◆ **Tasks for this exercise**:
**A)** In the piece about Luminary and paid podcasts, why does the writer think ads suit podcasts? Answer in one to three sentences.
**B)** From the piece about Luminary and paid podcasts, copy word for word the part that begins with the words containing "The other issue, and" and ends with "think this existed.".

◆ **Text to read**:

--- Begin ---

Should Podcasts Only Be Free? Or Is Luminary Just a Bad Product?
And users appear to be okay with data collection
|Jacob Cohen Donnelly||Apr 28|| 4|
Is the only model for podcasts free? Or, is there a model out there that makes sense for people to actually pay for an audio relationship?
That’s the central question that the founders of Luminary thought they had the answer to when they launched. Fresh off a $100 million fundraising, the founders went off to build the Netflix of podcasts, believing that there was a market for paid, ad-free podcasts.
It doesn’t appear to be working all that well. According to a Bloomberg story:
A year later, Luminary is still struggling to live up to those grand ambitions. Over the last 90 days, the company hasn’t cracked the Top 500 entertainment apps in the U.S. in average daily iPhone downloads, according to the mobile insights and analytics firm App Annie. A few notable creators, including former Obama adviser David Axelrod, have recently left the service. And several podcasters who have worked with Luminary said that few people seem to be listening to their shows, despite being given big budgets and creative freedom.
Bloomberg says that the app has only been downloaded 200,000 times in the U.S., referencing analytics provider App Annie, but Luminary says just shy of 800,000. With talent leaving, it’s clear that whatever the numbers actually are, people are simply not interested in the content that is being produced enough to actually pay the monthly rate.
My issue with Luminary is has attempted to solve a problem that doesn’t exist. Over the past few years, we’ve seen few companies launch with a thesis that relying on advertising is bad. The subscription was the future, they said. The Athletic, Substack and, of course, Luminary have all taken this stance.
In some respects, they are right, but it needs to be more nuanced than that. Hyper-targeted, 3rd-party cookie-reliant advertising might be going the way of the dodo, but that doesn’t mean all advertising is going away.
For podcasts, advertising actually fits nicely. There’s a natural flow with it and for some podcasts, the ad is actually additive. I’ve enjoyed listening to some podcast ads, whereas I’ve almost never enjoyed a banner ad. Even The Athletic, which is pretty anti-ad, sees podcast ads as normal. In an interview with Bloomberg last year:
“It generally is a part of free podcasts and we’re comfortable with that,” Mather [CEO] said. Athletic readers, he said, can rest assured that this is not the beginning of ad creep on the site. “We may experiment with advertising on free products, but our subscription product is absolutely sacrosanct.”
The other issue, and this is more anecdotal than anything, is that celebrities that have success in one medium (such as TV or video) don’t immediately translate into success with audio. There’s a relationship that builds with podcasts and I get the feeling Luminary didn’t think this existed.

--- End ---

◆ **Data excerpt**:
--- Begin ---

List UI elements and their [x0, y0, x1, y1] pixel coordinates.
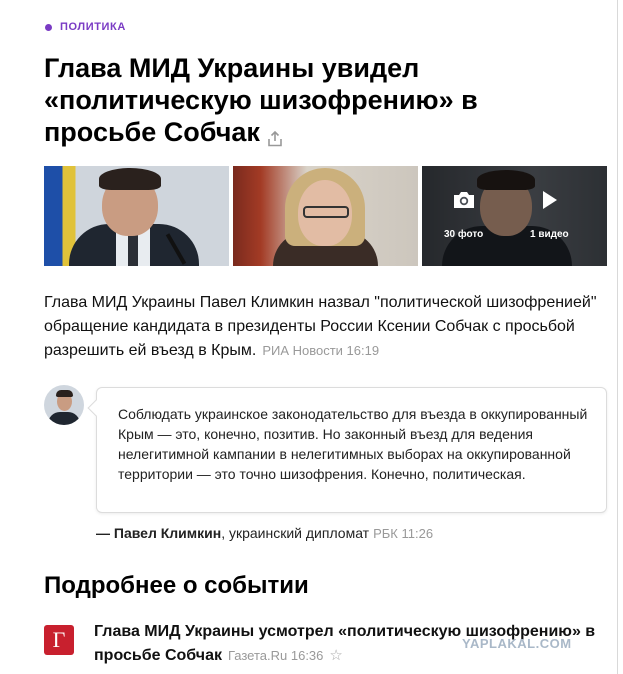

--- End ---

◆ **Full answers**:
**A)** The writer says podcast ads have a natural flow, and for some shows the ad actually adds something. The writer has enjoyed some podcast ads but has almost never enjoyed a banner ad.

**B)**
The other issue, and this is more anecdotal than anything, is that celebrities that have success in one medium (such as TV or video) don’t immediately translate into success with audio. There’s a relationship that builds with podcasts and I get the feeling Luminary didn’t think this existed.